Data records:
#####

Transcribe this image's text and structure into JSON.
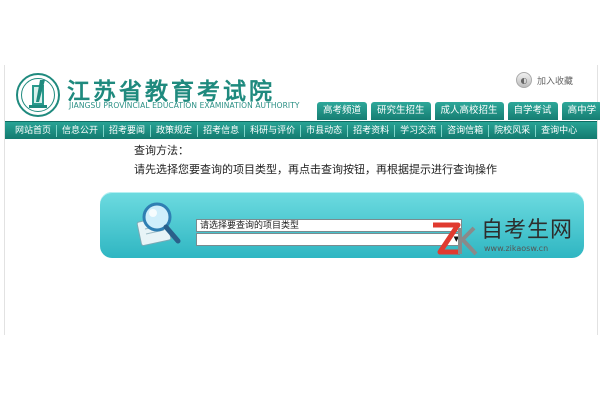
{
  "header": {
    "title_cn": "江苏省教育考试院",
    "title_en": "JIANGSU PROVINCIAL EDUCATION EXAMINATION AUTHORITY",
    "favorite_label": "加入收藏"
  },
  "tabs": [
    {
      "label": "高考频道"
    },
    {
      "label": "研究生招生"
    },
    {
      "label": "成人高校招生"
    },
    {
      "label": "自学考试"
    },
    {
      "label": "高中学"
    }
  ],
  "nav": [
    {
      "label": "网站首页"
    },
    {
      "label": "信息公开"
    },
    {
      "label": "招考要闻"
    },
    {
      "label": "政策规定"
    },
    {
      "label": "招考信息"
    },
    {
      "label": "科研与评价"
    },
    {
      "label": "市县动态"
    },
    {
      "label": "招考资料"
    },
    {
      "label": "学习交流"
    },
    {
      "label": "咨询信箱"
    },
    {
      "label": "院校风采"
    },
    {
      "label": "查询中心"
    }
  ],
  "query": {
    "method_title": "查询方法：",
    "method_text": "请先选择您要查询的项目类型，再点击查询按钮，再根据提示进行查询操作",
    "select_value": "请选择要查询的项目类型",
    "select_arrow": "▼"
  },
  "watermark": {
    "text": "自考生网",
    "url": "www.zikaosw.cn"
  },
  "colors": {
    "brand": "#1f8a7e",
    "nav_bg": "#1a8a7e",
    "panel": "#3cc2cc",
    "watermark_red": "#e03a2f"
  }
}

#####

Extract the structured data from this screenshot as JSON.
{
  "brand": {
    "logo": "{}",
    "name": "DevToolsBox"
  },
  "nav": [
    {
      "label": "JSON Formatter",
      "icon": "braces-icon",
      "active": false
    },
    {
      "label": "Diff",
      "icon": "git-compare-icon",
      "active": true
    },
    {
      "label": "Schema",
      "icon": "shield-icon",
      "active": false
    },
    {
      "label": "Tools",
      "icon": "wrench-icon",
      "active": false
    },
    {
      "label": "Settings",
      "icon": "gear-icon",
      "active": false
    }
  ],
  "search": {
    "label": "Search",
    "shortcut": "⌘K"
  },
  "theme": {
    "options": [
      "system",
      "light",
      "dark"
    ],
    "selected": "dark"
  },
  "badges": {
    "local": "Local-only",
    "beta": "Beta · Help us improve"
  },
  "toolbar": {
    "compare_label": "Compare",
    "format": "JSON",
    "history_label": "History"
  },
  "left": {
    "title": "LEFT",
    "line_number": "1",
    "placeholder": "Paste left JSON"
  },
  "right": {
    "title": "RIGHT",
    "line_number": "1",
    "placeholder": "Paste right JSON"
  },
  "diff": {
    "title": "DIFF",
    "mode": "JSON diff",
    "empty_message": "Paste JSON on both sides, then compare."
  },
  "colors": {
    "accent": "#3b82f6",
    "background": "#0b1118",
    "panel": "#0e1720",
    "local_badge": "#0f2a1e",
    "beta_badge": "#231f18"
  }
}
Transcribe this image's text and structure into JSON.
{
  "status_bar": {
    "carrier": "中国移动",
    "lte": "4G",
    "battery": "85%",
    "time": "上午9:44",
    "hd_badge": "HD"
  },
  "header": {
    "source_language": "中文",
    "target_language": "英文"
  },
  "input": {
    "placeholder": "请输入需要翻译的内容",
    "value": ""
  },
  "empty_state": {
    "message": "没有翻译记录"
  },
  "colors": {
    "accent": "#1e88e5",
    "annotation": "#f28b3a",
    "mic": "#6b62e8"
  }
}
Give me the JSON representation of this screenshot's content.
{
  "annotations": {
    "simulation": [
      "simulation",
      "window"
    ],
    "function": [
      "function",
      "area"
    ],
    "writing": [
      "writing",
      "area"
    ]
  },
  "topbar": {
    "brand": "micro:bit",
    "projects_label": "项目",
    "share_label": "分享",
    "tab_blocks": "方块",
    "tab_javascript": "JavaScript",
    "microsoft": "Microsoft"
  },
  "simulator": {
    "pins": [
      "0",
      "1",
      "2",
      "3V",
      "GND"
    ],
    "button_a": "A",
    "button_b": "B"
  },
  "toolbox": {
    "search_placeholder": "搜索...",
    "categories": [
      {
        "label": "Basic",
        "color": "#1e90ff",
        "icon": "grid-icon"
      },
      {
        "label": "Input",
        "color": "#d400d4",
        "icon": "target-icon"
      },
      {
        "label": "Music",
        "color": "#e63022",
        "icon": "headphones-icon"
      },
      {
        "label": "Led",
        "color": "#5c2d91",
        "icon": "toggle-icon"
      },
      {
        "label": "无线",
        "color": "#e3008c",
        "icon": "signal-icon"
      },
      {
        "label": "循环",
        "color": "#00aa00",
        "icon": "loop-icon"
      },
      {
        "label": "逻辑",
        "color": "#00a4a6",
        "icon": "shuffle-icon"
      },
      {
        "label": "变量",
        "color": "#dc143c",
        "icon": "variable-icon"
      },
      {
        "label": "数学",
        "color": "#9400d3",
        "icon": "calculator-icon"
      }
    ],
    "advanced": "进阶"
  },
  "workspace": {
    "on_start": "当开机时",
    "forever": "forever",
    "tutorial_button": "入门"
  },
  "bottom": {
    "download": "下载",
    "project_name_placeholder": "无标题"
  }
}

#####

◆ Prompt
Determine the number of lines in the listing that contain the string "this". Write that number and nothing else.

◆ Complete output
4